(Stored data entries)

◇ ◇ ◇ ◇ ◇

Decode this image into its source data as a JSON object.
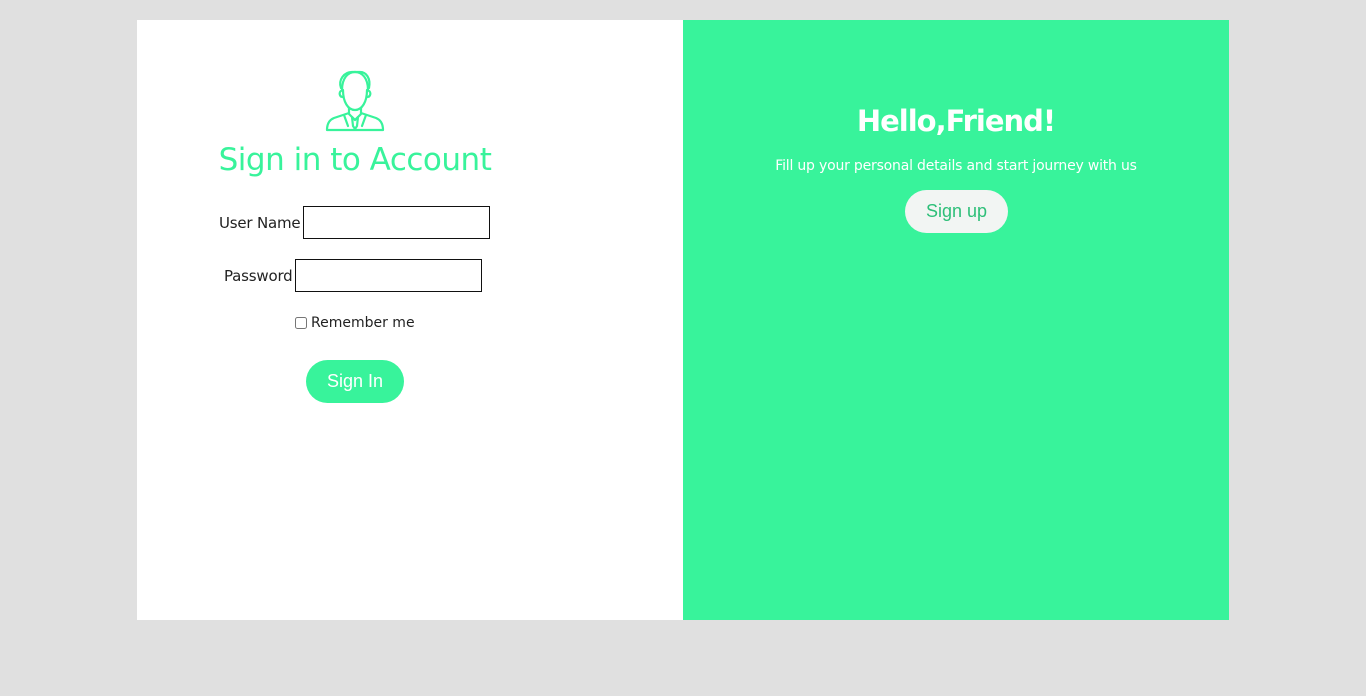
{
  "colors": {
    "accent": "#38f39b",
    "page_background": "#e0e0e0",
    "signup_button_text": "#2dbf78"
  },
  "signin": {
    "avatar_icon": "user-avatar-icon",
    "title": "Sign in to Account",
    "username_label": "User Name",
    "username_value": "",
    "password_label": "Password",
    "password_value": "",
    "remember_label": "Remember me",
    "remember_checked": false,
    "submit_label": "Sign In"
  },
  "signup_panel": {
    "heading": "Hello,Friend!",
    "subtitle": "Fill up your personal details and start journey with us",
    "button_label": "Sign up"
  }
}
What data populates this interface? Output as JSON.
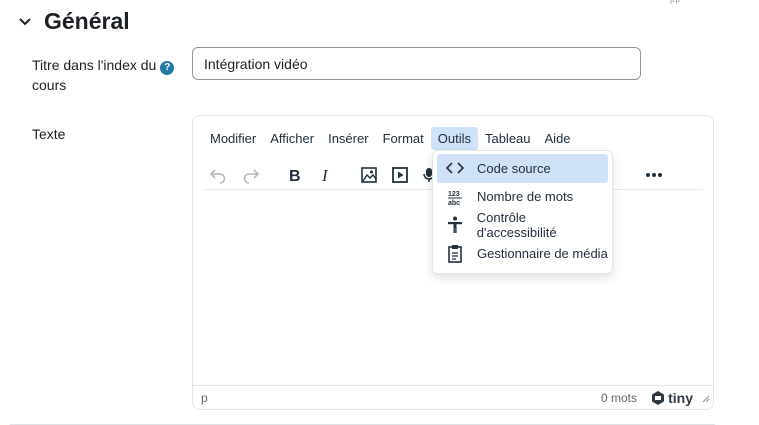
{
  "edge_mark": "ᵖᵖ",
  "section": {
    "title": "Général"
  },
  "title_field": {
    "label_line1": "Titre dans l'index du",
    "label_line2": "cours",
    "help": "?",
    "value": "Intégration vidéo"
  },
  "text_field": {
    "label": "Texte"
  },
  "editor": {
    "menu": [
      "Modifier",
      "Afficher",
      "Insérer",
      "Format",
      "Outils",
      "Tableau",
      "Aide"
    ],
    "active_menu": "Outils",
    "toolbar_icons": [
      "undo-icon",
      "redo-icon",
      "bold-icon",
      "italic-icon",
      "image-icon",
      "media-icon",
      "microphone-icon",
      "more-icon"
    ],
    "status_path": "p",
    "word_count": "0 mots",
    "brand": "tiny"
  },
  "dropdown": {
    "items": [
      {
        "label": "Code source",
        "icon": "code-icon"
      },
      {
        "label": "Nombre de mots",
        "icon": "word-count-icon"
      },
      {
        "label": "Contrôle d'accessibilité",
        "icon": "accessibility-icon"
      },
      {
        "label": "Gestionnaire de média",
        "icon": "media-manager-icon"
      }
    ]
  },
  "colors": {
    "accent": "#cfe2f7",
    "help": "#1f7aa6",
    "text": "#1d2125",
    "editor_text": "#222f3e"
  }
}
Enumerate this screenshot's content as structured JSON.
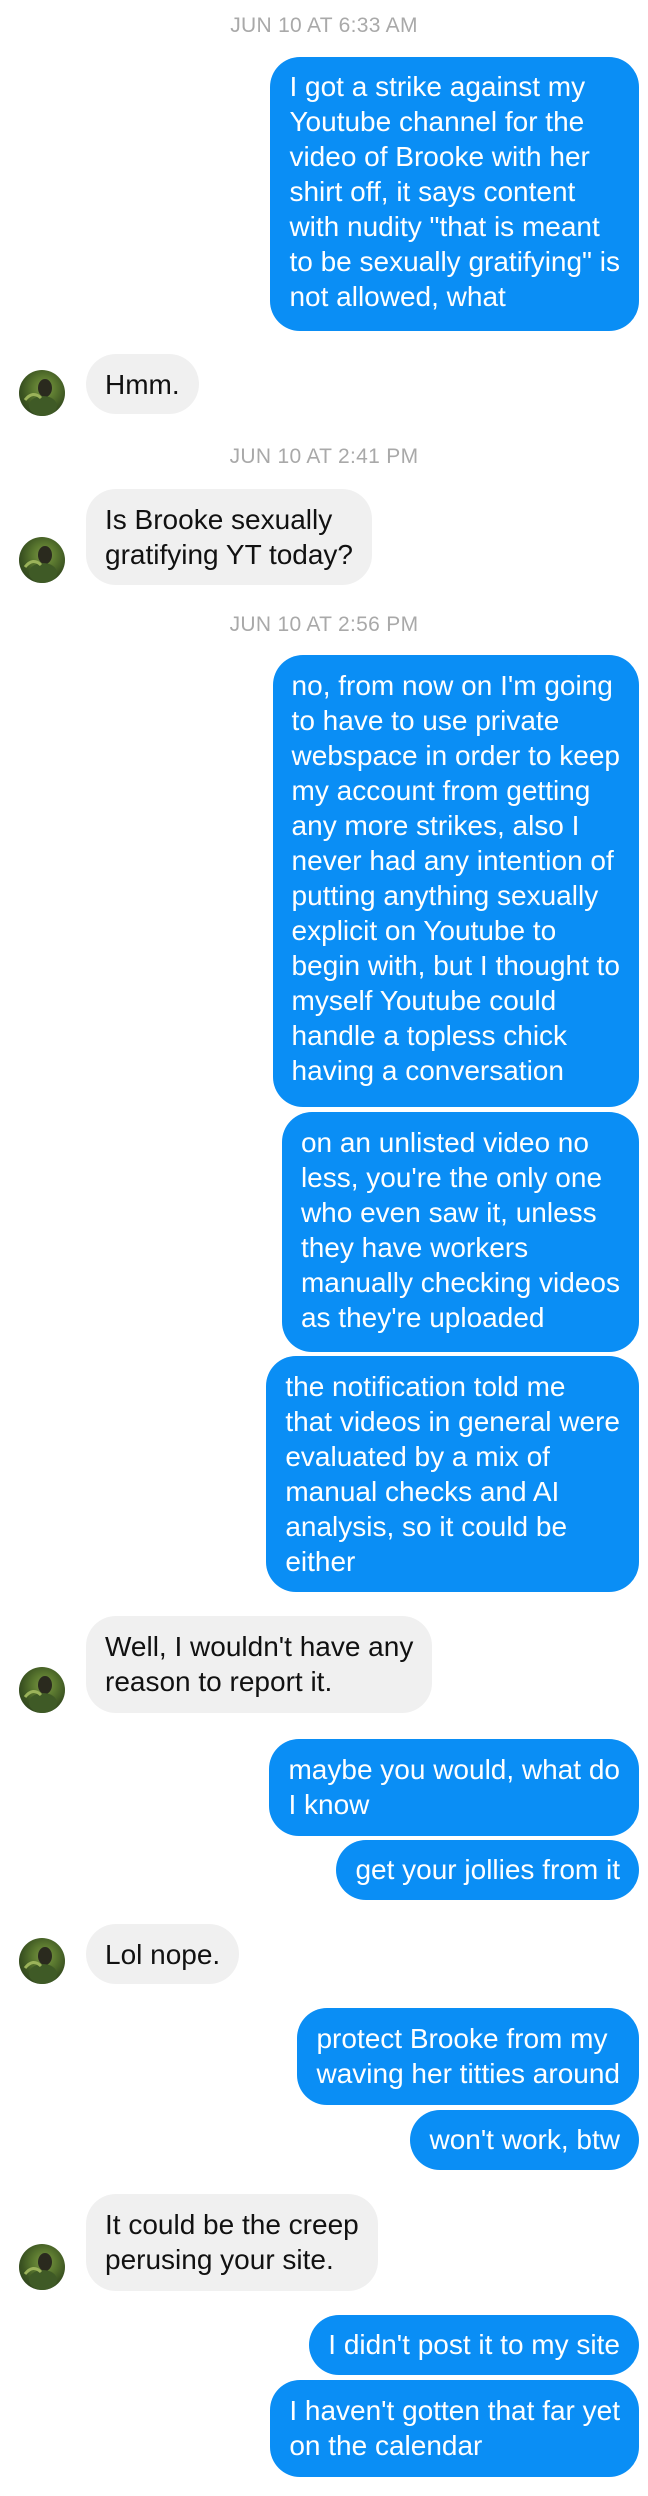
{
  "timestamps": [
    "JUN 10 AT 6:33 AM",
    "JUN 10 AT 2:41 PM",
    "JUN 10 AT 2:56 PM"
  ],
  "messages": [
    {
      "dir": "out",
      "text": "I got a strike against my\nYoutube channel for the\nvideo of Brooke with her\nshirt off, it says content\nwith nudity \"that is meant\nto be sexually gratifying\" is\nnot allowed, what"
    },
    {
      "dir": "in",
      "text": "Hmm."
    },
    {
      "dir": "in",
      "text": "Is Brooke sexually\ngratifying YT today?"
    },
    {
      "dir": "out",
      "text": "no, from now on I'm going\nto have to use private\nwebspace in order to keep\nmy account from getting\nany more strikes, also I\nnever had any intention of\nputting anything sexually\nexplicit on Youtube to\nbegin with, but I thought to\nmyself Youtube could\nhandle a topless chick\nhaving a conversation"
    },
    {
      "dir": "out",
      "text": "on an unlisted video no\nless, you're the only one\nwho even saw it, unless\nthey have workers\nmanually checking videos\nas they're uploaded"
    },
    {
      "dir": "out",
      "text": "the notification told me\nthat videos in general were\nevaluated by a mix of\nmanual checks and AI\nanalysis, so it could be\neither"
    },
    {
      "dir": "in",
      "text": "Well, I wouldn't have any\nreason to report it."
    },
    {
      "dir": "out",
      "text": "maybe you would, what do\nI know"
    },
    {
      "dir": "out",
      "text": "get your jollies from it"
    },
    {
      "dir": "in",
      "text": "Lol nope."
    },
    {
      "dir": "out",
      "text": "protect Brooke from my\nwaving her titties around"
    },
    {
      "dir": "out",
      "text": "won't work, btw"
    },
    {
      "dir": "in",
      "text": "It could be the creep\nperusing your site."
    },
    {
      "dir": "out",
      "text": "I didn't post it to my site"
    },
    {
      "dir": "out",
      "text": "I haven't gotten that far yet\non the calendar"
    }
  ],
  "colors": {
    "outgoing_bubble": "#0a8ef5",
    "incoming_bubble": "#f0f0f0",
    "timestamp": "#a9a9a9"
  },
  "icons": {
    "avatar": "contact-avatar-photo"
  }
}
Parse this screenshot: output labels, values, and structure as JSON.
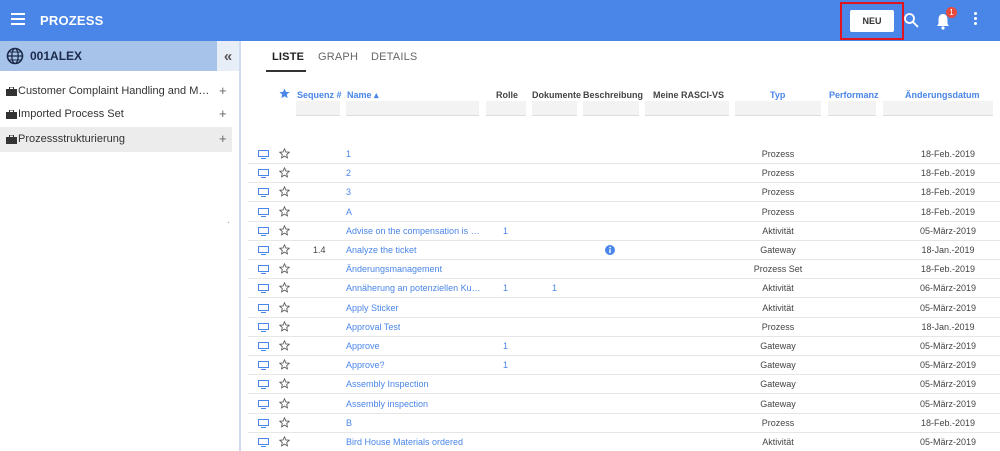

◇ ◇ ◇ ◇ ◇

[TO BE DONE] Omit the pictures, then output the rest of the listing exactly.

[SOLUTION]
Decode this image into its source data as a JSON object.
{
  "colors": {
    "accent": "#38f39b",
    "page_background": "#e0e0e0",
    "signup_button_text": "#2dbf78"
  },
  "signin": {
    "avatar_icon": "user-avatar-icon",
    "title": "Sign in to Account",
    "username_label": "User Name",
    "username_value": "",
    "password_label": "Password",
    "password_value": "",
    "remember_label": "Remember me",
    "remember_checked": false,
    "submit_label": "Sign In"
  },
  "signup_panel": {
    "heading": "Hello,Friend!",
    "subtitle": "Fill up your personal details and start journey with us",
    "button_label": "Sign up"
  }
}
What data populates this interface? Output as JSON.
{
  "edge_mark": "ᵖᵖ",
  "section": {
    "title": "Général"
  },
  "title_field": {
    "label_line1": "Titre dans l'index du",
    "label_line2": "cours",
    "help": "?",
    "value": "Intégration vidéo"
  },
  "text_field": {
    "label": "Texte"
  },
  "editor": {
    "menu": [
      "Modifier",
      "Afficher",
      "Insérer",
      "Format",
      "Outils",
      "Tableau",
      "Aide"
    ],
    "active_menu": "Outils",
    "toolbar_icons": [
      "undo-icon",
      "redo-icon",
      "bold-icon",
      "italic-icon",
      "image-icon",
      "media-icon",
      "microphone-icon",
      "more-icon"
    ],
    "status_path": "p",
    "word_count": "0 mots",
    "brand": "tiny"
  },
  "dropdown": {
    "items": [
      {
        "label": "Code source",
        "icon": "code-icon"
      },
      {
        "label": "Nombre de mots",
        "icon": "word-count-icon"
      },
      {
        "label": "Contrôle d'accessibilité",
        "icon": "accessibility-icon"
      },
      {
        "label": "Gestionnaire de média",
        "icon": "media-manager-icon"
      }
    ]
  },
  "colors": {
    "accent": "#cfe2f7",
    "help": "#1f7aa6",
    "text": "#1d2125",
    "editor_text": "#222f3e"
  }
}
Enumerate this screenshot's content as structured JSON.
{
  "timestamps": [
    "JUN 10 AT 6:33 AM",
    "JUN 10 AT 2:41 PM",
    "JUN 10 AT 2:56 PM"
  ],
  "messages": [
    {
      "dir": "out",
      "text": "I got a strike against my\nYoutube channel for the\nvideo of Brooke with her\nshirt off, it says content\nwith nudity \"that is meant\nto be sexually gratifying\" is\nnot allowed, what"
    },
    {
      "dir": "in",
      "text": "Hmm."
    },
    {
      "dir": "in",
      "text": "Is Brooke sexually\ngratifying YT today?"
    },
    {
      "dir": "out",
      "text": "no, from now on I'm going\nto have to use private\nwebspace in order to keep\nmy account from getting\nany more strikes, also I\nnever had any intention of\nputting anything sexually\nexplicit on Youtube to\nbegin with, but I thought to\nmyself Youtube could\nhandle a topless chick\nhaving a conversation"
    },
    {
      "dir": "out",
      "text": "on an unlisted video no\nless, you're the only one\nwho even saw it, unless\nthey have workers\nmanually checking videos\nas they're uploaded"
    },
    {
      "dir": "out",
      "text": "the notification told me\nthat videos in general were\nevaluated by a mix of\nmanual checks and AI\nanalysis, so it could be\neither"
    },
    {
      "dir": "in",
      "text": "Well, I wouldn't have any\nreason to report it."
    },
    {
      "dir": "out",
      "text": "maybe you would, what do\nI know"
    },
    {
      "dir": "out",
      "text": "get your jollies from it"
    },
    {
      "dir": "in",
      "text": "Lol nope."
    },
    {
      "dir": "out",
      "text": "protect Brooke from my\nwaving her titties around"
    },
    {
      "dir": "out",
      "text": "won't work, btw"
    },
    {
      "dir": "in",
      "text": "It could be the creep\nperusing your site."
    },
    {
      "dir": "out",
      "text": "I didn't post it to my site"
    },
    {
      "dir": "out",
      "text": "I haven't gotten that far yet\non the calendar"
    }
  ],
  "colors": {
    "outgoing_bubble": "#0a8ef5",
    "incoming_bubble": "#f0f0f0",
    "timestamp": "#a9a9a9"
  },
  "icons": {
    "avatar": "contact-avatar-photo"
  }
}
Parse this screenshot: output labels, values, and structure as JSON.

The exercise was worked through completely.